═══ RECORD SET
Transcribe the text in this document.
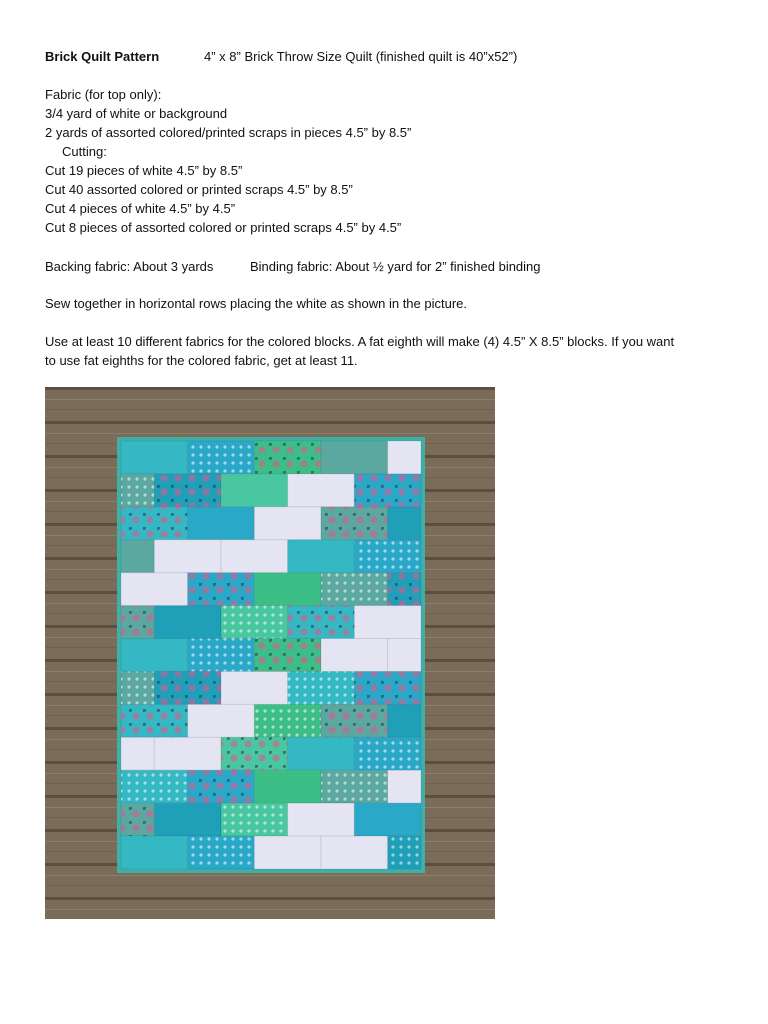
Brick Quilt Pattern	4” x 8” Brick Throw Size Quilt (finished quilt is 40”x52”)
Fabric (for top only):
3/4 yard of white or background
2 yards of assorted colored/printed scraps in pieces 4.5” by 8.5”
Cutting:
Cut 19 pieces of white 4.5” by 8.5”
Cut 40 assorted colored or printed scraps 4.5” by 8.5”
Cut 4 pieces of white 4.5” by 4.5”
Cut 8 pieces of assorted colored or printed scraps 4.5” by 4.5”
Backing fabric: About 3 yards	Binding fabric: About ½ yard for 2” finished binding
Sew together in horizontal rows placing the white as shown in the picture.
Use at least 10 different fabrics for the colored blocks. A fat eighth will make (4) 4.5” X 8.5” blocks. If you want
to use fat eighths for the colored fabric, get at least 11.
══════
• REQUIRED TASK: Find the string "yards" in the records, then copy each line where it occurs.

• TASK RESPONSE:
2 yards of assorted colored/printed scraps in pieces 4.5” by 8.5”
Backing fabric: About 3 yards	Binding fabric: About ½ yard for 2” finished binding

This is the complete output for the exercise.